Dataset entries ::
______________________________

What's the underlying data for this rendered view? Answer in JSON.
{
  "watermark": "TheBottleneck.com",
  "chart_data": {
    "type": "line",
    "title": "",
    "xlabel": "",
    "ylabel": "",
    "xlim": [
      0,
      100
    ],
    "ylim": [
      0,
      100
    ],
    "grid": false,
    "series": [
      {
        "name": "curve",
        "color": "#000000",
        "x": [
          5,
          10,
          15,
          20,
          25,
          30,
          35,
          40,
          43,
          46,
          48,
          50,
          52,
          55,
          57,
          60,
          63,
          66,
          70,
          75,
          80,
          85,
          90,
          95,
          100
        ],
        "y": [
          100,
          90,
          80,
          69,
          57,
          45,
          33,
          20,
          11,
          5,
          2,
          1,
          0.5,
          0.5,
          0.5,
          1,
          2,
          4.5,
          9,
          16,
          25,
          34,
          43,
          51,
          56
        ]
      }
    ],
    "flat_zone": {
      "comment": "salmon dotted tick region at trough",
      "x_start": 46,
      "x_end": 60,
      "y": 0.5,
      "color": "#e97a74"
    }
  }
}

______________________________

What is needed ::
Provide all the records again, word for word.

Result of this exercise ::
What's the underlying data for this rendered view? Answer in JSON.
{
  "watermark": "TheBottleneck.com",
  "chart_data": {
    "type": "line",
    "title": "",
    "xlabel": "",
    "ylabel": "",
    "xlim": [
      0,
      100
    ],
    "ylim": [
      0,
      100
    ],
    "grid": false,
    "series": [
      {
        "name": "curve",
        "color": "#000000",
        "x": [
          5,
          10,
          15,
          20,
          25,
          30,
          35,
          40,
          43,
          46,
          48,
          50,
          52,
          55,
          57,
          60,
          63,
          66,
          70,
          75,
          80,
          85,
          90,
          95,
          100
        ],
        "y": [
          100,
          90,
          80,
          69,
          57,
          45,
          33,
          20,
          11,
          5,
          2,
          1,
          0.5,
          0.5,
          0.5,
          1,
          2,
          4.5,
          9,
          16,
          25,
          34,
          43,
          51,
          56
        ]
      }
    ],
    "flat_zone": {
      "comment": "salmon dotted tick region at trough",
      "x_start": 46,
      "x_end": 60,
      "y": 0.5,
      "color": "#e97a74"
    }
  }
}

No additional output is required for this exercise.